* Records
——

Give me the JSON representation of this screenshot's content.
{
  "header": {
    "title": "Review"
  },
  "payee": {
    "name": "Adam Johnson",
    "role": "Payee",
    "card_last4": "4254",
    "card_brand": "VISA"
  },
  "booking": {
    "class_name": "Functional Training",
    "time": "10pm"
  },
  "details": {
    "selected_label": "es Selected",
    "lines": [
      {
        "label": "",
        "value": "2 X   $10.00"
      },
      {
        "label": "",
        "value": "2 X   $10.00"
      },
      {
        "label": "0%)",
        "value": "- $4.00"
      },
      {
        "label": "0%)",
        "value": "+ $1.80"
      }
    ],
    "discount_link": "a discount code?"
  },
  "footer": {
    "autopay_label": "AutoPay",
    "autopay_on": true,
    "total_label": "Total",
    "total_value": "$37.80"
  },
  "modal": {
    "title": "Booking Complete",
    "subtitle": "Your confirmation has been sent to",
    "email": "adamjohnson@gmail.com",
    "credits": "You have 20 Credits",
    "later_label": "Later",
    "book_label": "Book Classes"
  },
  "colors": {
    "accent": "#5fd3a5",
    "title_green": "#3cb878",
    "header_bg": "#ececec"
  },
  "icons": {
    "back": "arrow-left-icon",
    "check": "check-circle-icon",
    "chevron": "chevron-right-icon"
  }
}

——

* Instructions for the task
Extract each line of the material exactly as it stands.

* The completed task
Give me the JSON representation of this screenshot's content.
{
  "header": {
    "title": "Review"
  },
  "payee": {
    "name": "Adam Johnson",
    "role": "Payee",
    "card_last4": "4254",
    "card_brand": "VISA"
  },
  "booking": {
    "class_name": "Functional Training",
    "time": "10pm"
  },
  "details": {
    "selected_label": "es Selected",
    "lines": [
      {
        "label": "",
        "value": "2 X   $10.00"
      },
      {
        "label": "",
        "value": "2 X   $10.00"
      },
      {
        "label": "0%)",
        "value": "- $4.00"
      },
      {
        "label": "0%)",
        "value": "+ $1.80"
      }
    ],
    "discount_link": "a discount code?"
  },
  "footer": {
    "autopay_label": "AutoPay",
    "autopay_on": true,
    "total_label": "Total",
    "total_value": "$37.80"
  },
  "modal": {
    "title": "Booking Complete",
    "subtitle": "Your confirmation has been sent to",
    "email": "adamjohnson@gmail.com",
    "credits": "You have 20 Credits",
    "later_label": "Later",
    "book_label": "Book Classes"
  },
  "colors": {
    "accent": "#5fd3a5",
    "title_green": "#3cb878",
    "header_bg": "#ececec"
  },
  "icons": {
    "back": "arrow-left-icon",
    "check": "check-circle-icon",
    "chevron": "chevron-right-icon"
  }
}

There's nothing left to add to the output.